◆ **TASK INSTRUCTIONS**
Tally the lines holding the word "нейросетей" and state the count by itself.
# Start of DATASET CONTENT
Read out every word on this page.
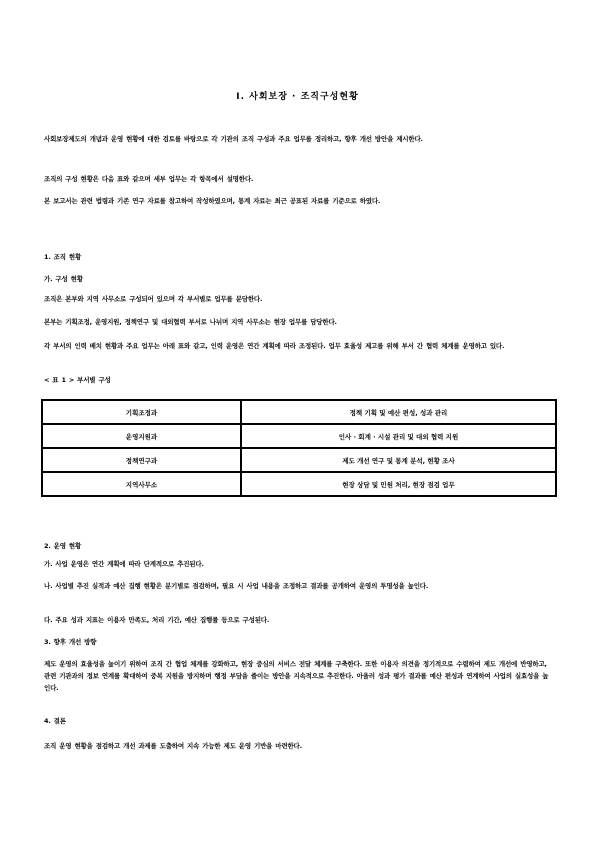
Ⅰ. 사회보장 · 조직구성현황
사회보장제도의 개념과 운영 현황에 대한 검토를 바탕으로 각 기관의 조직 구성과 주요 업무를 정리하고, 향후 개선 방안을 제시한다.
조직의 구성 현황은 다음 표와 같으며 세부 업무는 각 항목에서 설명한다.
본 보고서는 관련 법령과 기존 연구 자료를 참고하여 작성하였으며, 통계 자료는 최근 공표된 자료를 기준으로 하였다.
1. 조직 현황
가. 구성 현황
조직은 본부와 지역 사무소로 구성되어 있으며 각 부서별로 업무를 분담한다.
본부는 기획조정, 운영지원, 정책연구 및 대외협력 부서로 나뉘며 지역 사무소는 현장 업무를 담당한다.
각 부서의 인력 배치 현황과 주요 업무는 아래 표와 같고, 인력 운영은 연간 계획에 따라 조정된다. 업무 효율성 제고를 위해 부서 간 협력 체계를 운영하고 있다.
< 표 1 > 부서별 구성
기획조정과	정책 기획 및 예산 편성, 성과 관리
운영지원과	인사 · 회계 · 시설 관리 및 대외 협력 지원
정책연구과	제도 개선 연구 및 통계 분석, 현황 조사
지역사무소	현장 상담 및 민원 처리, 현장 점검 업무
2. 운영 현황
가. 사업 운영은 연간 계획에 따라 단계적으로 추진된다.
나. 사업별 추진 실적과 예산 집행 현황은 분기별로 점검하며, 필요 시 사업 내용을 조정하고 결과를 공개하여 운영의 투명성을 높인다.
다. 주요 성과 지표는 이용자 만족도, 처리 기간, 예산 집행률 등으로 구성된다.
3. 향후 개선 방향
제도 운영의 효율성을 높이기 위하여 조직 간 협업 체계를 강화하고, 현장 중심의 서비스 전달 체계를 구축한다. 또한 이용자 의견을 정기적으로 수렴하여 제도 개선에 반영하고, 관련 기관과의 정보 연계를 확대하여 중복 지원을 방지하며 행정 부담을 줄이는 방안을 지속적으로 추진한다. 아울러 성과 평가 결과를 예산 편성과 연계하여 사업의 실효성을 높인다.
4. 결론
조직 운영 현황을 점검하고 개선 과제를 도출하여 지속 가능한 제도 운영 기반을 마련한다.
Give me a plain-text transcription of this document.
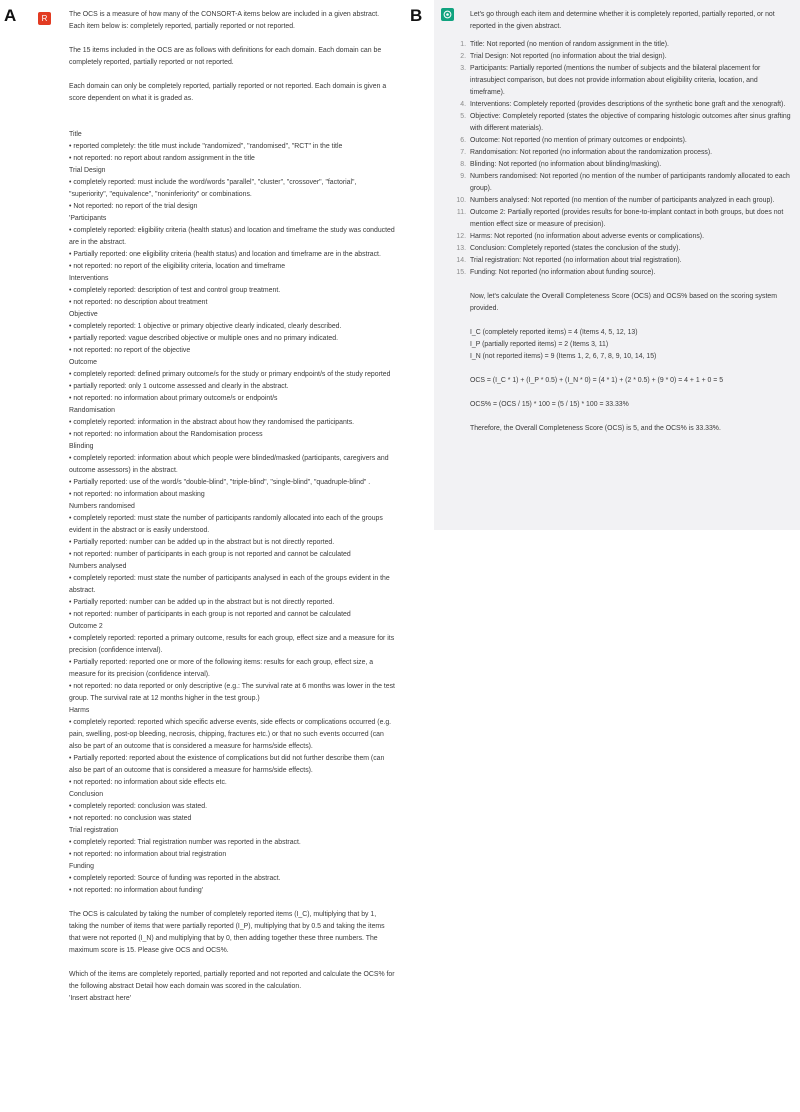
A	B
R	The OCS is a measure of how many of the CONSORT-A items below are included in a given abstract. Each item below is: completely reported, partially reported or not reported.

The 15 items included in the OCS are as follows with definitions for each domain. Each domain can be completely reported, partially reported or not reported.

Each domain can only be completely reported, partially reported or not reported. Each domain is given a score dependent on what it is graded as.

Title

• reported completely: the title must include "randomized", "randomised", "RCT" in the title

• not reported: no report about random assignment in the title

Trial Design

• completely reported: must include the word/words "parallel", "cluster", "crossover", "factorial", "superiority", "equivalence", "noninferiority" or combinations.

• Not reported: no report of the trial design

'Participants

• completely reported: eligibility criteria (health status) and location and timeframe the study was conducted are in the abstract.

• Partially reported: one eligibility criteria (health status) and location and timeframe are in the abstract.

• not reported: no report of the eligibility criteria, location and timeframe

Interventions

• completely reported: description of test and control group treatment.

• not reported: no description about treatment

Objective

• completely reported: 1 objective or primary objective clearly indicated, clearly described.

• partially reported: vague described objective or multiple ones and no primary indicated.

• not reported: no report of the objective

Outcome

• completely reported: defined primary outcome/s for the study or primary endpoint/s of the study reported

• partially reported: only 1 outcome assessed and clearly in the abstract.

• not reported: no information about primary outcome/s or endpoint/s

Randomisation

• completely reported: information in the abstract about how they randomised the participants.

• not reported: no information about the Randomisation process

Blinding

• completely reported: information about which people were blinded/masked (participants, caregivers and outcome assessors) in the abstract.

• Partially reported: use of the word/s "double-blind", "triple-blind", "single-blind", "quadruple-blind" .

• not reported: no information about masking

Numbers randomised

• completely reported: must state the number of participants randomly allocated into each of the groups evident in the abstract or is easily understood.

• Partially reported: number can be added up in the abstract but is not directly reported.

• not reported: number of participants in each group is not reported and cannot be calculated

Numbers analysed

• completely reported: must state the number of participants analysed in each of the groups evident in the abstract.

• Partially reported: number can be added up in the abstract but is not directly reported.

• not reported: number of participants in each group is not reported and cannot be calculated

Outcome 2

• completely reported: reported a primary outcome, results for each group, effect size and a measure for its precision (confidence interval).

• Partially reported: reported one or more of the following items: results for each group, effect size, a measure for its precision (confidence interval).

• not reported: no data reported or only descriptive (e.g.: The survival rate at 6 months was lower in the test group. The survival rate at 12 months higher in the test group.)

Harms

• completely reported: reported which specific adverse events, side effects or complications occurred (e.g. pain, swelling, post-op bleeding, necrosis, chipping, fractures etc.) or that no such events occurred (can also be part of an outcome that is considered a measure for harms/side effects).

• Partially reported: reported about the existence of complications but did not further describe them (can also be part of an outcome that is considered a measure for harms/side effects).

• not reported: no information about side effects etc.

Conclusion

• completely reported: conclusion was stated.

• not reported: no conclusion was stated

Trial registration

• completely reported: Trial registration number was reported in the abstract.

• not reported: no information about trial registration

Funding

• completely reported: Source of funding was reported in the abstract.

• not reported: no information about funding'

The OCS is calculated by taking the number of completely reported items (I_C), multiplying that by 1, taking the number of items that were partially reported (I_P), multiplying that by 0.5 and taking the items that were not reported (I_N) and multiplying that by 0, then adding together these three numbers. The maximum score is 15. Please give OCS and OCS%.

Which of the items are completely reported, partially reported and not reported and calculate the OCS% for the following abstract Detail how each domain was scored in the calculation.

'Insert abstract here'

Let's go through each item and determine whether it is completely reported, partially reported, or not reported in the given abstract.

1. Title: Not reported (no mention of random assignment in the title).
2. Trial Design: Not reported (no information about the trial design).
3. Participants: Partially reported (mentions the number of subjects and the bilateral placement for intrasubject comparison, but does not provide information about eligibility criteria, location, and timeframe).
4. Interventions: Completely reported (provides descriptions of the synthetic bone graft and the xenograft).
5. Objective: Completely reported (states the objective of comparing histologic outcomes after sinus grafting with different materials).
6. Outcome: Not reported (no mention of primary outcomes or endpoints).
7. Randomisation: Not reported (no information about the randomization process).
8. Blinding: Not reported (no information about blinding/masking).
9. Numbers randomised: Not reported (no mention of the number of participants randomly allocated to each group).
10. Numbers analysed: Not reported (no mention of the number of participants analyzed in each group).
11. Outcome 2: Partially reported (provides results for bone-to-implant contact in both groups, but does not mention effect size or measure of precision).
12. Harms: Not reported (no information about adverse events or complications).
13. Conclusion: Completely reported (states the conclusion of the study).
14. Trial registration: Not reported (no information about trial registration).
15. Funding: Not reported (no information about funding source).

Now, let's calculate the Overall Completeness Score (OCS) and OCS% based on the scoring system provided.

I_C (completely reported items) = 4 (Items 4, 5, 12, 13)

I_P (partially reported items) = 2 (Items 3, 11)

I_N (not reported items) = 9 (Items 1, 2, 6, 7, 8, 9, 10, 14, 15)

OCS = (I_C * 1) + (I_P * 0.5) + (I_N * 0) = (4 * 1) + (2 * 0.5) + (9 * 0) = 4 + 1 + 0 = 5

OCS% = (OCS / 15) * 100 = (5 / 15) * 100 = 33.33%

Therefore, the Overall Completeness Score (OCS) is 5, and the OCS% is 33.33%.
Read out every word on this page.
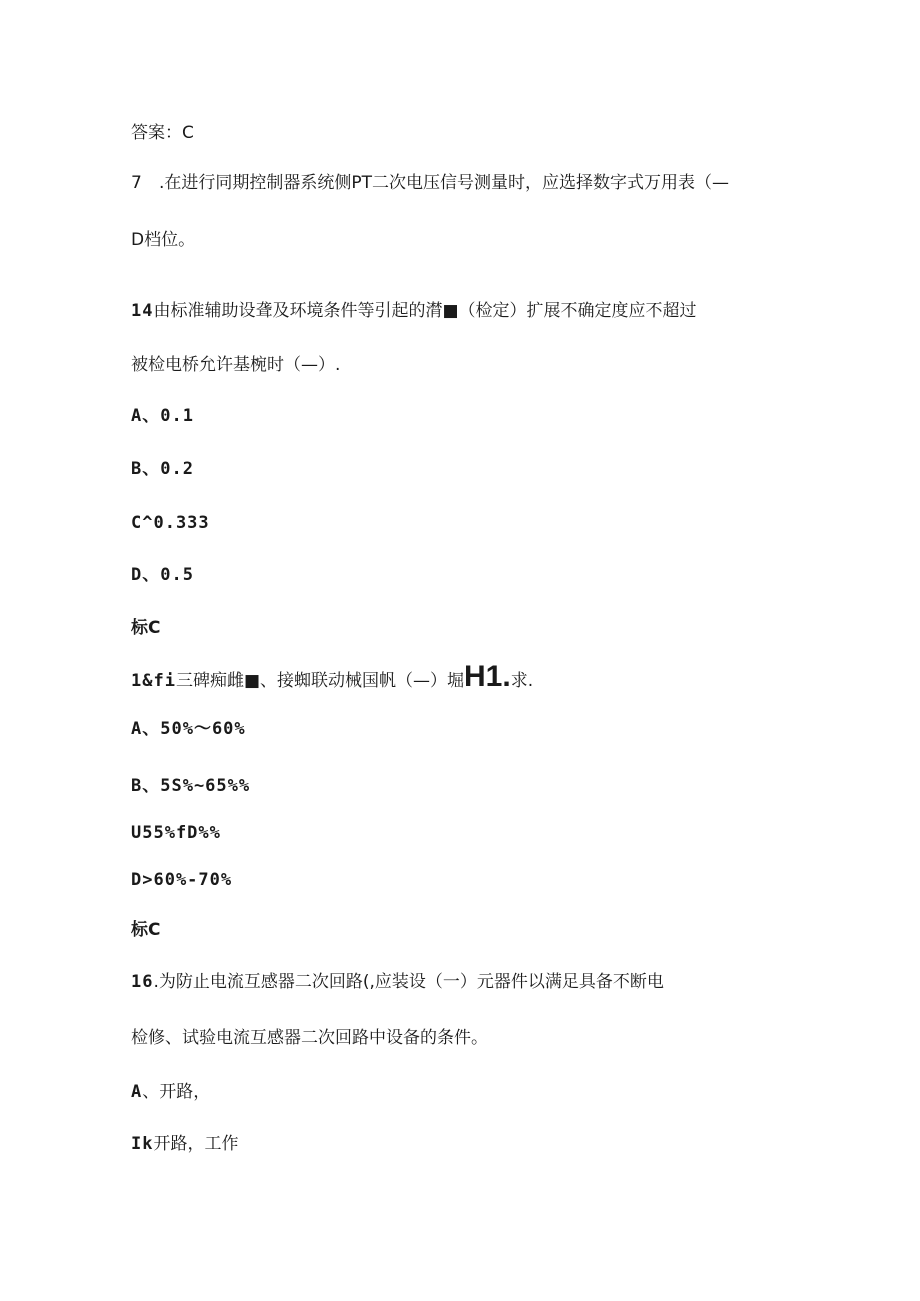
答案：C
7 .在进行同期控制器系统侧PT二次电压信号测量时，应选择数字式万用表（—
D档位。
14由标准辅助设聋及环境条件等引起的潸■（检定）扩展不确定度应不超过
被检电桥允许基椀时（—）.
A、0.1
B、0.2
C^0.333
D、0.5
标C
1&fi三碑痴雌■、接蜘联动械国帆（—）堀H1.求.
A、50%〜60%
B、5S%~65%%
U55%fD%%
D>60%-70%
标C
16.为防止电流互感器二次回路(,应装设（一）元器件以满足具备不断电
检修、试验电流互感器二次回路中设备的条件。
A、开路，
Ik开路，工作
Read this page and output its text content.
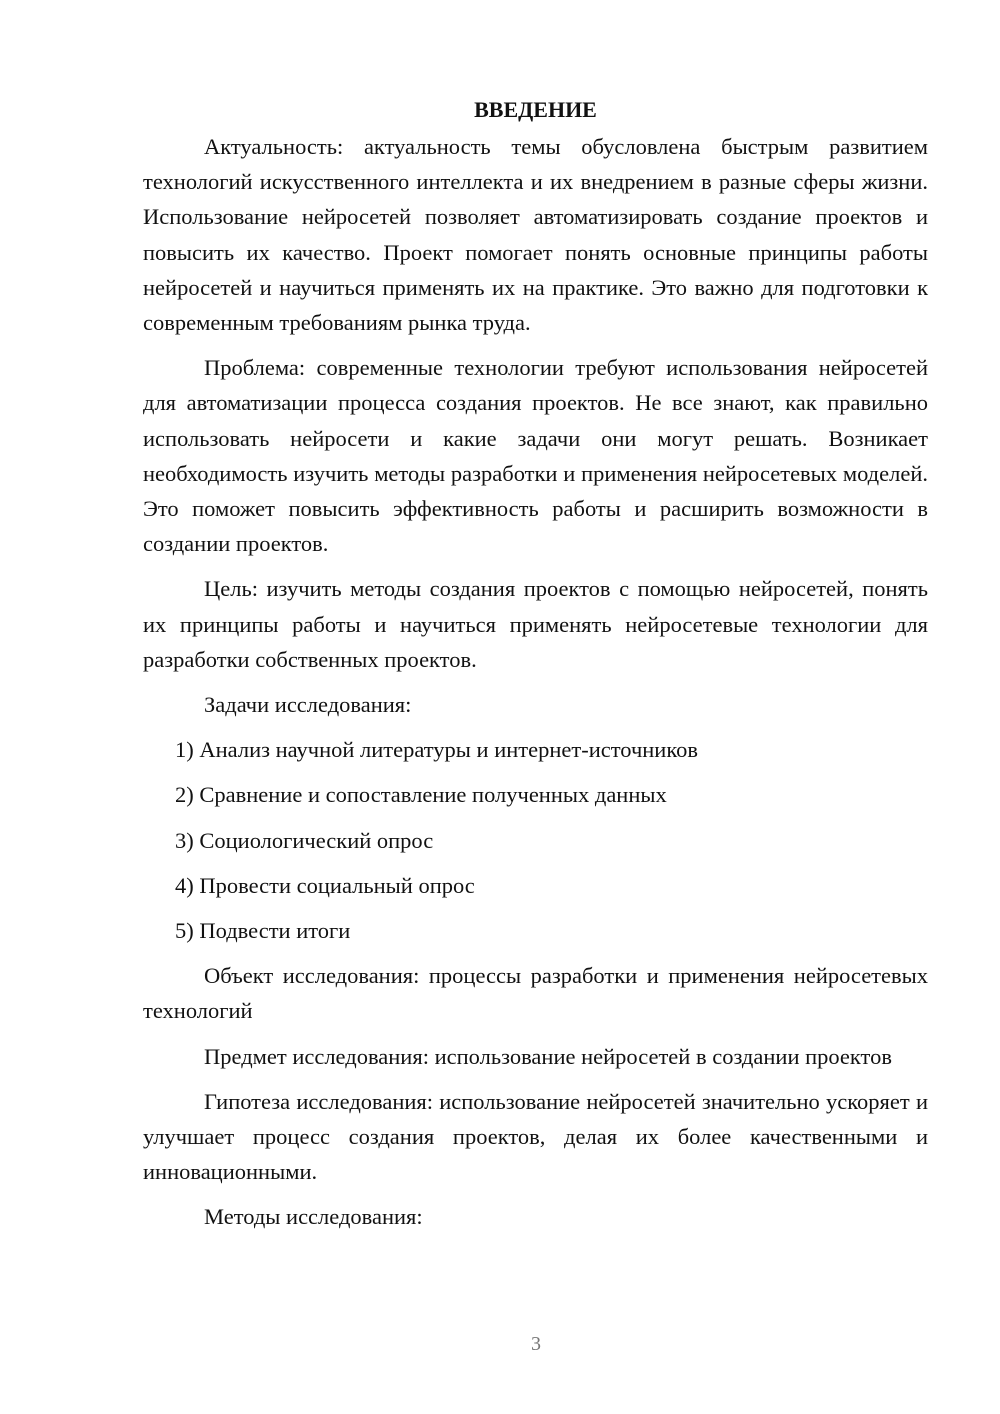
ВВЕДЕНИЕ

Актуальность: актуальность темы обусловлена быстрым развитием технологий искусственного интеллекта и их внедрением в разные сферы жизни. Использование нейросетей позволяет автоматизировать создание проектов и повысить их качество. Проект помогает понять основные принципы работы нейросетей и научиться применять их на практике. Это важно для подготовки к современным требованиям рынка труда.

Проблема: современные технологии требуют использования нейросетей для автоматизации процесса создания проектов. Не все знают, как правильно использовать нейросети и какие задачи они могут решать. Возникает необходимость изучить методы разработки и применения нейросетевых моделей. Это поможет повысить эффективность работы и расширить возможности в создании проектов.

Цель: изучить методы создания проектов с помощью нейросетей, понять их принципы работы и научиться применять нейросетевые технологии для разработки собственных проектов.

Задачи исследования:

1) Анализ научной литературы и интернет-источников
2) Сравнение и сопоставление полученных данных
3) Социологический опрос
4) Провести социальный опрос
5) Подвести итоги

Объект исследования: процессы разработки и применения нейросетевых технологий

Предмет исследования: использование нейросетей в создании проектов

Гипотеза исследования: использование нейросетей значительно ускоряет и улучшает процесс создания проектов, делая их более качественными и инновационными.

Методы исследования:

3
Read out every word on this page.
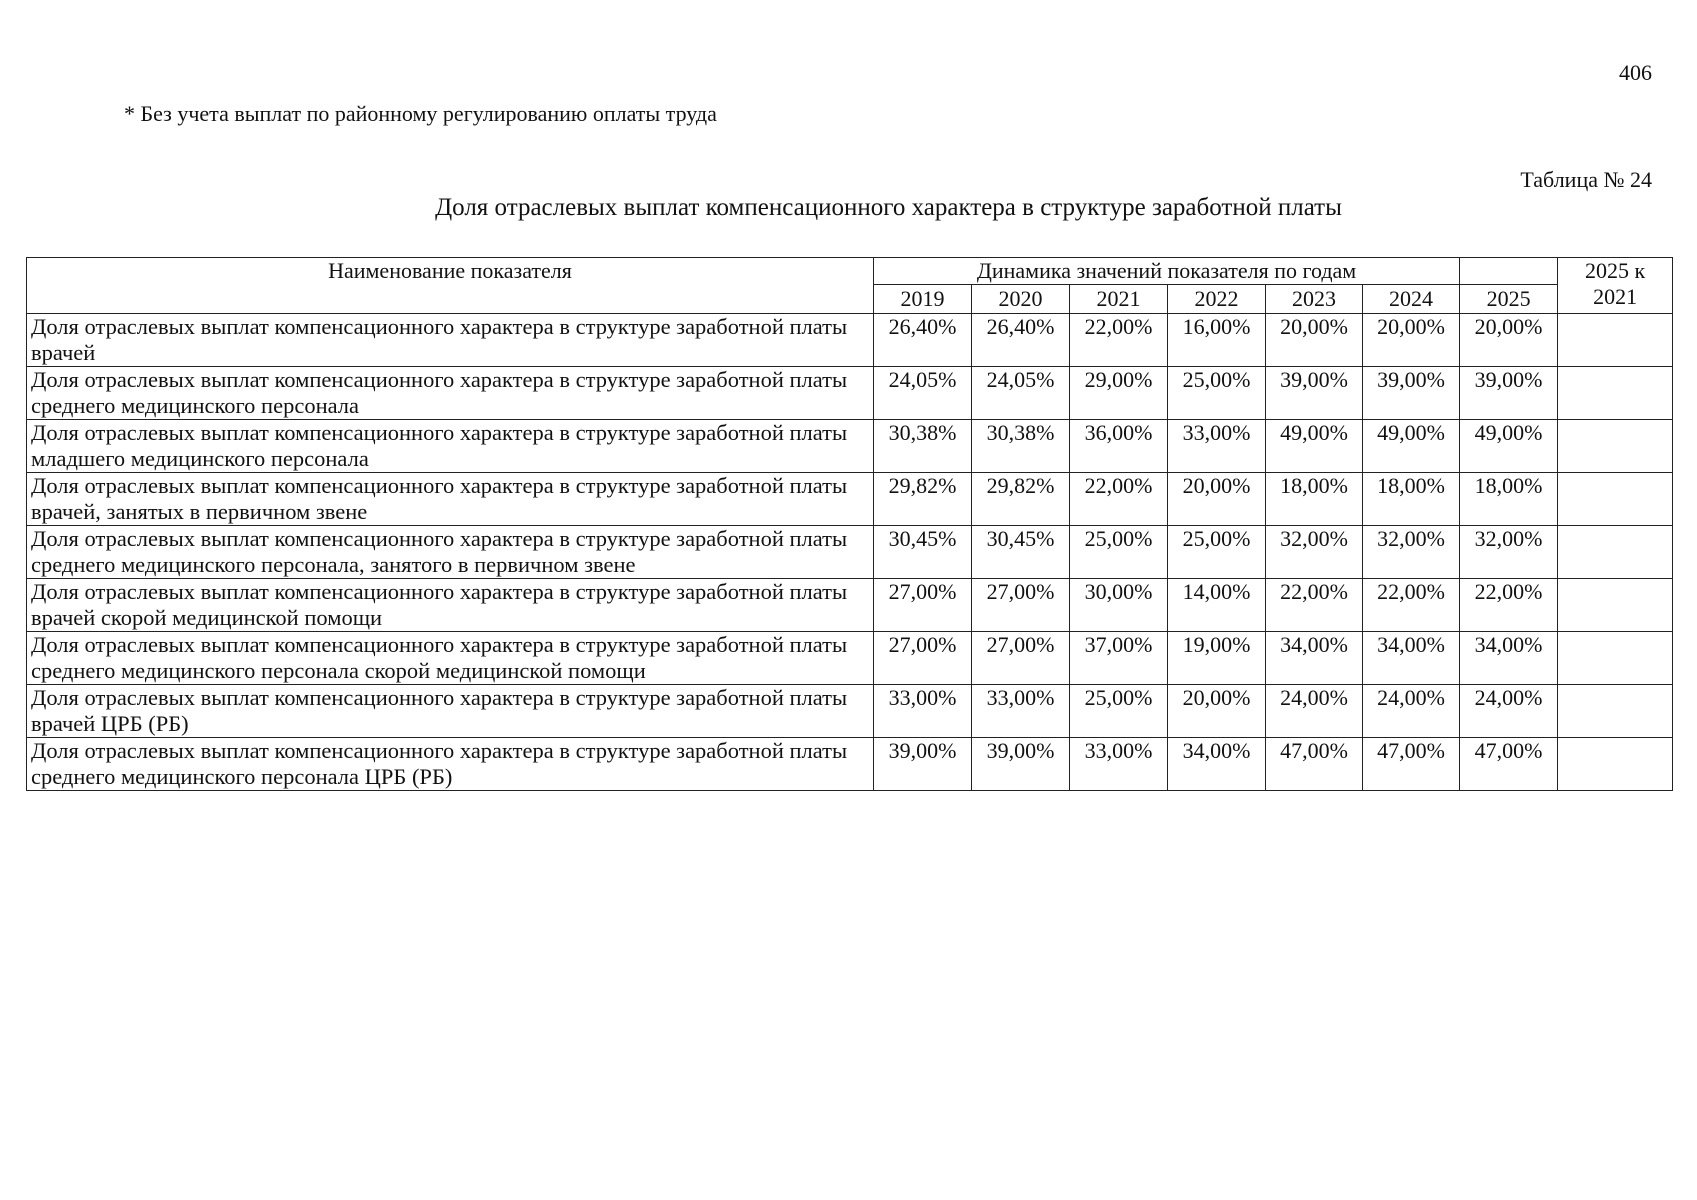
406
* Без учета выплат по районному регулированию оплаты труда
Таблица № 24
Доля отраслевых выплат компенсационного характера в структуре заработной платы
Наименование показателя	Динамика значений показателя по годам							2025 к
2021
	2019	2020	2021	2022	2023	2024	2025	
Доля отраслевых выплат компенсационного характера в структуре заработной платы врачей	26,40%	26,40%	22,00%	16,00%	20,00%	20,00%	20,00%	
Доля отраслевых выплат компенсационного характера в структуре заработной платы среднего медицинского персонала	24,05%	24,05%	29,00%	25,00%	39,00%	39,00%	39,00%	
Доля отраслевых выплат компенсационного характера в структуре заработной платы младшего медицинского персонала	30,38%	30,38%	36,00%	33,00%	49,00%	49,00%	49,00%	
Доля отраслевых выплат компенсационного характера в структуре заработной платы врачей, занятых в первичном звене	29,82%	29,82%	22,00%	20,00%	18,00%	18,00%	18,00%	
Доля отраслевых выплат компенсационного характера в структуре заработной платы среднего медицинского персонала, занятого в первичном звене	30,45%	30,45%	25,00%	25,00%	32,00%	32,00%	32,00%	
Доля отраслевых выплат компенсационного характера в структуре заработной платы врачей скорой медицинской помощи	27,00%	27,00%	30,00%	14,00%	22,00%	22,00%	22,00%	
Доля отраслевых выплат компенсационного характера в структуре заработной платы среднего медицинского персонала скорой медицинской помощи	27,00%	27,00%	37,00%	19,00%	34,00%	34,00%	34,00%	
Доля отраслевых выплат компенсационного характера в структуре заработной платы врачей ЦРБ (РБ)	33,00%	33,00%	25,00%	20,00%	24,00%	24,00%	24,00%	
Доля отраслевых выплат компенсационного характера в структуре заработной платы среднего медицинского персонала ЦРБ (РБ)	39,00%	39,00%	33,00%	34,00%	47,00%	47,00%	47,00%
# End of DATASET CONTENT
◆ **TASK ANSWER**
5